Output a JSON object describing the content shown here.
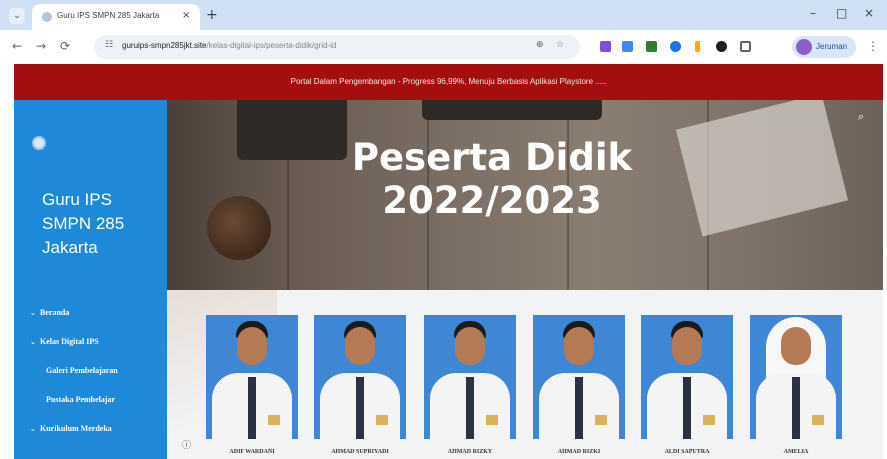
{
  "browser": {
    "tab_title": "Guru IPS SMPN 285 Jakarta",
    "tab_close": "×",
    "new_tab": "+",
    "minimize": "–",
    "maximize": "□",
    "close": "×",
    "url_domain": "guruips-smpn285jkt.site",
    "url_path": "/kelas-digital-ips/peserta-didik/grid-id",
    "profile_label": "Jeruman",
    "back": "←",
    "forward": "→",
    "reload": "⟳",
    "menu": "⋮",
    "extension_colors": [
      "#7b4fd6",
      "#4285f4",
      "#2e7d32",
      "#1a73e8",
      "#f9ab00",
      "#202124",
      "#5f6368"
    ]
  },
  "announcement": "Portal Dalam Pengembangan - Progress 96,99%, Menuju Berbasis Aplikasi Playstore .....",
  "sidebar": {
    "site_title_lines": [
      "Guru IPS",
      "SMPN 285",
      "Jakarta"
    ],
    "menu": [
      {
        "label": "Beranda",
        "caret": "⌄"
      },
      {
        "label": "Kelas Digital IPS",
        "caret": "⌄"
      },
      {
        "label": "Galeri Pembelajaran",
        "caret": ""
      },
      {
        "label": "Pustaka Pembelajar",
        "caret": ""
      },
      {
        "label": "Kurikulum Merdeka",
        "caret": "⌄"
      }
    ]
  },
  "hero": {
    "title_line1": "Peserta Didik",
    "title_line2": "2022/2023"
  },
  "students": [
    {
      "name": "ADIF WARDANI",
      "hijab": false
    },
    {
      "name": "AHMAD SUPRIYADI",
      "hijab": false
    },
    {
      "name": "AHMAD RIZKY",
      "hijab": false
    },
    {
      "name": "AHMAD RIZKI",
      "hijab": false
    },
    {
      "name": "ALDI SAPUTRA",
      "hijab": false
    },
    {
      "name": "AMELIA",
      "hijab": true
    }
  ],
  "colors": {
    "announcement_bg": "#a40e0e",
    "sidebar_bg": "#1e88d9",
    "photo_bg": "#3f86d4"
  }
}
┄┄┄┄┄┄┄┄┄┄┄┄┄┄┄┄┄┄┄┄
| What to produce |
List each line holding the string "AHMAD".

| Exercise answer |
      "name": "AHMAD SUPRIYADI",
      "name": "AHMAD RIZKY",
      "name": "AHMAD RIZKI",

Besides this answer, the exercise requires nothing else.